═══ Passage shown
Catch-Up Contribution Impact Calculator (Age 50+)
Example: Your current age: 55 · Target retirement age: 65 · Current annual 401(k) contribution: 23500 $ · Expected annual return: 7 %
| Additional retirement wealth from catch-up | $103,623 |
| Additional annual catch-up allowed | $7,500 |
| Portfolio at retirement with full catch-up | $428,310 |
| Portfolio at retirement — base limit only | $324,687 |
| Total extra dollars you contribute | $75,000 |
Worked example
A 55-year-old with 10 years to retirement contributing at the $23,500 base limit earns $327,195 in portfolio value. Adding the $7,500 catch-up ($31,000 total) grows the portfolio to $430,770 — an extra $103,575 in retirement wealth from catch-up contributions of $75,000. The market multiplies every catch-up dollar by roughly 1.4×.
Frequently asked questions
What are the 2025 401(k) catch-up limits?
For 2025, the base elective deferral limit is $23,500. Workers 50+ can contribute an additional $7,500. Under SECURE 2.0, workers ages 60–63 can contribute a higher super catch-up of $11,250 extra (for a total of $34,750). This tool applies the correct amount for your age.
Does catch-up apply to IRAs too?
Yes — the 2025 IRA catch-up for age 50+ is $1,000 on top of the $7,000 base ($8,000 total). Note the IRA catch-up is not inflation-indexed like the 401(k) catch-up, though future legislation may change this.
Can I contribute catch-up as Roth?
══════
According to the calculator page above, how much extra can workers ages 60–63 contribute to a 401(k) in 2025 under SECURE 2.0?
═══ Material shown
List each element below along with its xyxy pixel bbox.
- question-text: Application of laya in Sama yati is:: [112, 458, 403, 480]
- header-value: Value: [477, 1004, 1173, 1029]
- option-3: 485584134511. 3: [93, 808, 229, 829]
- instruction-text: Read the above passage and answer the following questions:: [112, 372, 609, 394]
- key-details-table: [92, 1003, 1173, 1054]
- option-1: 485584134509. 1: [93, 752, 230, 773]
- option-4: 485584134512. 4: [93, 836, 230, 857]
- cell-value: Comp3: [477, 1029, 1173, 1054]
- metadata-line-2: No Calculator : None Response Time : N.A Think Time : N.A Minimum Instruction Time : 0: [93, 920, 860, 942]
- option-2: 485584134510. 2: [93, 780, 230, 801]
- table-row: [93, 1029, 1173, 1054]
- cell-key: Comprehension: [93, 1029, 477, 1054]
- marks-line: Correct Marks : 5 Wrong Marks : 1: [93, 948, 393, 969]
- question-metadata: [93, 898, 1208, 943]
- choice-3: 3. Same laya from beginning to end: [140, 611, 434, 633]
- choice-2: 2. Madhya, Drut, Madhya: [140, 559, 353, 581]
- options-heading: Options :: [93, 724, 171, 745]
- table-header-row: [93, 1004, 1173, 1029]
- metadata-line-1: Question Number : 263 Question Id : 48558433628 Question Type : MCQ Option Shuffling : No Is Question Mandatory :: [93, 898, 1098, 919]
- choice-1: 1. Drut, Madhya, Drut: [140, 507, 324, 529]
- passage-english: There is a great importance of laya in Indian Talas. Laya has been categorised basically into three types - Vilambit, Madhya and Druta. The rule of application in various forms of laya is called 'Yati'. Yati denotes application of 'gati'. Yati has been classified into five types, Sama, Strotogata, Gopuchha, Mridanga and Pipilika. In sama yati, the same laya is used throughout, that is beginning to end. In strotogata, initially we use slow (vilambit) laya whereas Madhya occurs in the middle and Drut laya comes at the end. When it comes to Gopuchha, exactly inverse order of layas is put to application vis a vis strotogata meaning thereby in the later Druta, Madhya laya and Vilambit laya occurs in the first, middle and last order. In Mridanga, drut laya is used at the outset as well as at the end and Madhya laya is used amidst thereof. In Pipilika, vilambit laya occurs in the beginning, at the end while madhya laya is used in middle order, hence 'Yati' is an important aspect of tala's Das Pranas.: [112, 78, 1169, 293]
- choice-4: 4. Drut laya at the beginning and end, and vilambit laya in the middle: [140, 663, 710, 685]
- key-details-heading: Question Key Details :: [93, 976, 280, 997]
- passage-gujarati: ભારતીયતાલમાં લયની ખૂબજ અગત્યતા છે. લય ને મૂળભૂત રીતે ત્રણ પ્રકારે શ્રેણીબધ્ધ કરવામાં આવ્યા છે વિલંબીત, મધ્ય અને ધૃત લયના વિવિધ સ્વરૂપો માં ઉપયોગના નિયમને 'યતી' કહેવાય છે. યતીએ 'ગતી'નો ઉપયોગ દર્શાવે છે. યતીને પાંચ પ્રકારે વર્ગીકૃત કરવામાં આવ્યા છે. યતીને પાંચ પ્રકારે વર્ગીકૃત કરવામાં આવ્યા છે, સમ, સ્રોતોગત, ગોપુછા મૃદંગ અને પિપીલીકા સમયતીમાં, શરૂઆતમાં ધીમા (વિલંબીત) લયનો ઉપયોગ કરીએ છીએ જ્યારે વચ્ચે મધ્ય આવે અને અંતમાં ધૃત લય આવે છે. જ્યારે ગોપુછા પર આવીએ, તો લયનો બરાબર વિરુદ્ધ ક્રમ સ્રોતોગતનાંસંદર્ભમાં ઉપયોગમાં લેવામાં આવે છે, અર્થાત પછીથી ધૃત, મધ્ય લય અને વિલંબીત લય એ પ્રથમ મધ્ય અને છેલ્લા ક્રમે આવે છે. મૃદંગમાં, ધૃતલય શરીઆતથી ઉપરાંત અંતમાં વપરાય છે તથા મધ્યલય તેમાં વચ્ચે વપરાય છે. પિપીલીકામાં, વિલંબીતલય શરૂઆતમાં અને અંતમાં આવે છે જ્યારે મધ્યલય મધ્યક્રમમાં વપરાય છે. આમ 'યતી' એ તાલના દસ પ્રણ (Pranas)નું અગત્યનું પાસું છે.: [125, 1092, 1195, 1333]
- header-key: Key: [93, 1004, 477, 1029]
══════
**Task output**
They can contribute an extra $11,250, for a total of $34,750.